▶ [Votre tâche]: Rédigez, s'il vous plaît, la suite du texte sur le renforcement de la position des travailleurs en Suisse en reprenant après sa dernière phrase.

▶ [Passage du texte]:

□ □ □ □ □ □ □

Renforcement de la position des travailleurs en Suisse
Au lieu d’exercer une discrimination contre la main-d’œuvre étrangère, il convient de renforcer la position des travailleurs en Suisse, ces derniers constituant un potentiel important. Aujourd’hui comme toujours, nous avons 150‘000 chômeurs, nous avons beaucoup de mères (peu de pères) travaillant à temps partiel, qui travailleraient volontiers davantage, et beaucoup trop de travailleurs qui quittent la vie active avant l’heure pour raisons de santé. Ils pourraient tous contribuer à réduire les besoins en travailleurs étrangers et donc à faire baisser l’immigration.
Toutefois, pour ce faire, il faut investir bien davantage pour les travailleurs en Suisse, et ce, surtout dans les domaines de la formation, de l’équilibre (entre vie privée et vie professionnelle) et de la détente.
• Formation: il faut massivement promouvoir la formation de rattrapage destinée aux adultes. La Suisse compte entre 50‘000 et 100‘000 travailleurs capables d’obtenir – avec peu de soutien – un certificat professionnel, réduisant ainsi la pénurie de main-d’œuvre qualifiée. De plus, il faut que la formation continue soit encouragée par les employeurs, voire que ceux-ci aient l’obligation de la mettre en œuvre, afin que les travailleurs d’un certain âge aient, eux aussi, leurs chances sur le marché du travail.

□ □ □ □ □ □ □

▶ [Extraits de données]:
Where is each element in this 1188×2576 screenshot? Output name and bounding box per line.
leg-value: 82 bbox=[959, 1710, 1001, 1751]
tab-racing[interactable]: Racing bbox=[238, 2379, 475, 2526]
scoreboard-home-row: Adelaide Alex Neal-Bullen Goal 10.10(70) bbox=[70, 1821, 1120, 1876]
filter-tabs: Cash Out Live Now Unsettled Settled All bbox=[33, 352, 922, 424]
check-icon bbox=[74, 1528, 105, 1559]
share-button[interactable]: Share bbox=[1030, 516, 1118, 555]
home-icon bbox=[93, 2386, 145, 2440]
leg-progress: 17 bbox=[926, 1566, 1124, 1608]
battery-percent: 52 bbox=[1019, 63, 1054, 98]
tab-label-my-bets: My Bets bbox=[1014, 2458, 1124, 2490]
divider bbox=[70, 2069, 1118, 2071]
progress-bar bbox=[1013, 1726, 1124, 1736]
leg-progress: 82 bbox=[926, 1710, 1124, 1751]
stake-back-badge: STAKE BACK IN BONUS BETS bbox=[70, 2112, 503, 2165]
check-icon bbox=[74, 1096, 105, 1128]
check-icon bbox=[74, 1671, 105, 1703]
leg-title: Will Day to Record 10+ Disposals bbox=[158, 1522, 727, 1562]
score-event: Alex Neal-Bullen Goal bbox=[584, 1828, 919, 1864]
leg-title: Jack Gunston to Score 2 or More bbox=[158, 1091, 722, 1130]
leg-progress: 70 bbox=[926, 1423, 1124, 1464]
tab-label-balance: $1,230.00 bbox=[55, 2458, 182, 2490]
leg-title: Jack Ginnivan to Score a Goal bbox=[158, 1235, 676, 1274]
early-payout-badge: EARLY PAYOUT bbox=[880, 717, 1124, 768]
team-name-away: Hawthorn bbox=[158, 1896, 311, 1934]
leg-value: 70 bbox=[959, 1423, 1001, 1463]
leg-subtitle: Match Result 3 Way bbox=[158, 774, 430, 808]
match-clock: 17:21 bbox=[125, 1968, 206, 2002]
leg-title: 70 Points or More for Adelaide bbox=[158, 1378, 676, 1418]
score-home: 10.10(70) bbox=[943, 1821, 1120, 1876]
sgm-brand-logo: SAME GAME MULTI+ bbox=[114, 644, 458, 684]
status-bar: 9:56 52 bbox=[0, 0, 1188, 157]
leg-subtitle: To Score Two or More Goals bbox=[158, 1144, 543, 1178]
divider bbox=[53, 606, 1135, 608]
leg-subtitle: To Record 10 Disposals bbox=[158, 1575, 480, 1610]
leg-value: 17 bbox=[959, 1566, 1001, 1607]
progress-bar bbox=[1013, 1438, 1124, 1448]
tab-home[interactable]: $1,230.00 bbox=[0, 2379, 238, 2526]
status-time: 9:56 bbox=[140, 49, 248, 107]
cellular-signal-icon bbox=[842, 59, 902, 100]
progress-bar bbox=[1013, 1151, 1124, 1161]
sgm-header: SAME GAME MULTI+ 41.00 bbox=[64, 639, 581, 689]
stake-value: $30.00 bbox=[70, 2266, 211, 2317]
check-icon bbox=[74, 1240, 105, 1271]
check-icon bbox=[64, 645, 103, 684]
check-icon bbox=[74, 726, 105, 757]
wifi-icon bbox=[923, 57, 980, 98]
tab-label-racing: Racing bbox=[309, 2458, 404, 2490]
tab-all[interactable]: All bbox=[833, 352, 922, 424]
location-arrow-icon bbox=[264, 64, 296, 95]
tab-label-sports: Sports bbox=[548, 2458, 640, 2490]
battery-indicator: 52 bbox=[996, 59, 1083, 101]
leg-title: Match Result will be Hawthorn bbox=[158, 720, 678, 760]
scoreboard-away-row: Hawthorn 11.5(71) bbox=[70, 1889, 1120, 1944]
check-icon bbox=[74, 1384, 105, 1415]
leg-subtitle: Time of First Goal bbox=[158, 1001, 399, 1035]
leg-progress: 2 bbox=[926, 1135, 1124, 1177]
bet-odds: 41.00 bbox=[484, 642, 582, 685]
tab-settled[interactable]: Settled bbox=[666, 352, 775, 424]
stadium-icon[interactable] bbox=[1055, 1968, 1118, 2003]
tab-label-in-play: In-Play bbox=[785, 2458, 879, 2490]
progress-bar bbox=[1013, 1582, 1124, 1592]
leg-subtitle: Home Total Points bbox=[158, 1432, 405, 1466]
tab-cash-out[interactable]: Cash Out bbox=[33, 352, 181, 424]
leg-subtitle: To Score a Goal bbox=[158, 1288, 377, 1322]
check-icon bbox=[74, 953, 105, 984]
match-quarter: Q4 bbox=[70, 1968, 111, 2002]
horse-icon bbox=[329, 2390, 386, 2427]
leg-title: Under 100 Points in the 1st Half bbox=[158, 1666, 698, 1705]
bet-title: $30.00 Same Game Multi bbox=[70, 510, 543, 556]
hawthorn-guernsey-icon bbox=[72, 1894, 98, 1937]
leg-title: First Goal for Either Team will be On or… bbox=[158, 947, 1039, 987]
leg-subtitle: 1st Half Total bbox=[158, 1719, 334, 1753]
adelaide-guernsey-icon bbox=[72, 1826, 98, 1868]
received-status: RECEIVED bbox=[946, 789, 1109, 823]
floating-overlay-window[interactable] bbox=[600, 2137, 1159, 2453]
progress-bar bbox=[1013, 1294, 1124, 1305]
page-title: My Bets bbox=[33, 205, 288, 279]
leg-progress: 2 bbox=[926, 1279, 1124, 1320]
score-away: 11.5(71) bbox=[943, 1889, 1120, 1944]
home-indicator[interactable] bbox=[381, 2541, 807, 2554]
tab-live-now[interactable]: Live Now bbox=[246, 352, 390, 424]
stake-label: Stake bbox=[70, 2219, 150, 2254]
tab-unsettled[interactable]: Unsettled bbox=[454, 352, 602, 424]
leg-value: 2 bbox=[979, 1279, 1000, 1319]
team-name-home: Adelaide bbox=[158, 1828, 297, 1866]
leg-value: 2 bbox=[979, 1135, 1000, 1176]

□ □ □ □ □ □ □

▶ [Réponse]:
• Equilibre (entre vie privée et vie professionnelle): des horaires de travail et des programmes d’engagement prévisibles et compatibles avec une vie de famille doivent être favorisés. Il faut en outre prévoir un droit au travail à temps partiel et une contribution obligatoire de l’employeur aux coûts des places de crèche.
• Charge de travail et détente: il faut réduire le stress au travail en augmentant les effectifs ou en prévoyant davantage de personnel à poste fixe avec un taux d’occupation plus important. Il convient aussi de réduire les heures supplémentaires et de permettre de les compenser en totalité. Par ailleurs, il faut augmenter la qualité de la détente pendant les loisirs et les vacances en instituant un « droit d’être injoignable » (BMW).
Promouvoir la reconnaissance de la Suisse en qualité de place économique forte
Renforcer la position des travailleurs en Suisse ne sera pas gratuit. Les mesures adoptées occasionneront des coûts, soit directement pour les entreprises, soit pour les pouvoirs publics qui auront alors besoin de suffisamment de recettes fiscales. Le financement de ces coûts est à la fois possible et nécessaire, parce que l’alternative – la perte des accords bilatéraux – aurait des conséquences catastrophiques.
Il ne faut pas se bercer d’illusions: la perte des accords bilatéraux ne frappera pas en premier lieu les grandes entreprises internationales, qui trouveront une parade et iront s’établir ailleurs. Les plus touchés seront les PME et leurs collaborateurs qui profitent des investissements et de la consommation des grandes entreprises et de leurs employés, ainsi que les pouvoirs publics et leurs employés qui vivent des recettes fiscales d’une économie florissante.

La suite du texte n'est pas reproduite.